- [Exercise requirements]: Using the data below, repeat all of it precisely.

──────── Data extract ────────

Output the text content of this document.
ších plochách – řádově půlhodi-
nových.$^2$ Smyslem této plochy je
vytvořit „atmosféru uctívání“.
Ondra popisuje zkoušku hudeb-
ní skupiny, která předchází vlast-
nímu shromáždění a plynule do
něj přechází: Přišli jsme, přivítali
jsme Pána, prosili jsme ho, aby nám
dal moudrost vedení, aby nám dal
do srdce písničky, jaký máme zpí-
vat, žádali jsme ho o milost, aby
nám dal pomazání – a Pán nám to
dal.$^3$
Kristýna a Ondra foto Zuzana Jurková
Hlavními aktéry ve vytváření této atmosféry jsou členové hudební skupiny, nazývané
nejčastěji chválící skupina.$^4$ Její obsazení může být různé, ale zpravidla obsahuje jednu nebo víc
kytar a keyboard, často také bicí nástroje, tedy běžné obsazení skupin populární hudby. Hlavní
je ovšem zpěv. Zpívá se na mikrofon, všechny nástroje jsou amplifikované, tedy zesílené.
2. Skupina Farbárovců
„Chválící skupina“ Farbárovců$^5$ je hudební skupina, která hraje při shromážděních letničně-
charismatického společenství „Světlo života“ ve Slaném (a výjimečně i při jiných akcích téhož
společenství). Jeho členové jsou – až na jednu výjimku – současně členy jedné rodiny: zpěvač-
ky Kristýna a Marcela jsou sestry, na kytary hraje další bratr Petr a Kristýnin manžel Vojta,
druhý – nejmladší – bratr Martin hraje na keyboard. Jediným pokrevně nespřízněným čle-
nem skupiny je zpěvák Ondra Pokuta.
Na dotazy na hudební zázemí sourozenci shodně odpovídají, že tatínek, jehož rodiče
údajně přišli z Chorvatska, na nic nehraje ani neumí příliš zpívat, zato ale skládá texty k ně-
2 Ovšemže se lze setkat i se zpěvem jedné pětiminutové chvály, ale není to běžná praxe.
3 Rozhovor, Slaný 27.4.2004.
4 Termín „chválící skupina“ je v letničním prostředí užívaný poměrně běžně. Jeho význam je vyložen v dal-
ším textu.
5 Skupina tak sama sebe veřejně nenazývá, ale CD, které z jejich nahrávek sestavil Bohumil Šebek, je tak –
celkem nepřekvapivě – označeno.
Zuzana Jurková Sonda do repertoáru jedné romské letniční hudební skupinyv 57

────────

- [Task solution]:
Output the text content of this document.
ších plochách – řádově půlhodi-
nových.$^2$ Smyslem této plochy je
vytvořit „atmosféru uctívání“.
Ondra popisuje zkoušku hudeb-
ní skupiny, která předchází vlast-
nímu shromáždění a plynule do
něj přechází: Přišli jsme, přivítali
jsme Pána, prosili jsme ho, aby nám
dal moudrost vedení, aby nám dal
do srdce písničky, jaký máme zpí-
vat, žádali jsme ho o milost, aby
nám dal pomazání – a Pán nám to
dal.$^3$
Kristýna a Ondra foto Zuzana Jurková
Hlavními aktéry ve vytváření této atmosféry jsou členové hudební skupiny, nazývané
nejčastěji chválící skupina.$^4$ Její obsazení může být různé, ale zpravidla obsahuje jednu nebo víc
kytar a keyboard, často také bicí nástroje, tedy běžné obsazení skupin populární hudby. Hlavní
je ovšem zpěv. Zpívá se na mikrofon, všechny nástroje jsou amplifikované, tedy zesílené.
2. Skupina Farbárovců
„Chválící skupina“ Farbárovců$^5$ je hudební skupina, která hraje při shromážděních letničně-
charismatického společenství „Světlo života“ ve Slaném (a výjimečně i při jiných akcích téhož
společenství). Jeho členové jsou – až na jednu výjimku – současně členy jedné rodiny: zpěvač-
ky Kristýna a Marcela jsou sestry, na kytary hraje další bratr Petr a Kristýnin manžel Vojta,
druhý – nejmladší – bratr Martin hraje na keyboard. Jediným pokrevně nespřízněným čle-
nem skupiny je zpěvák Ondra Pokuta.
Na dotazy na hudební zázemí sourozenci shodně odpovídají, že tatínek, jehož rodiče
údajně přišli z Chorvatska, na nic nehraje ani neumí příliš zpívat, zato ale skládá texty k ně-
2 Ovšemže se lze setkat i se zpěvem jedné pětiminutové chvály, ale není to běžná praxe.
3 Rozhovor, Slaný 27.4.2004.
4 Termín „chválící skupina“ je v letničním prostředí užívaný poměrně běžně. Jeho význam je vyložen v dal-
ším textu.
5 Skupina tak sama sebe veřejně nenazývá, ale CD, které z jejich nahrávek sestavil Bohumil Šebek, je tak –
celkem nepřekvapivě – označeno.
Zuzana Jurková Sonda do repertoáru jedné romské letniční hudební skupinyv 57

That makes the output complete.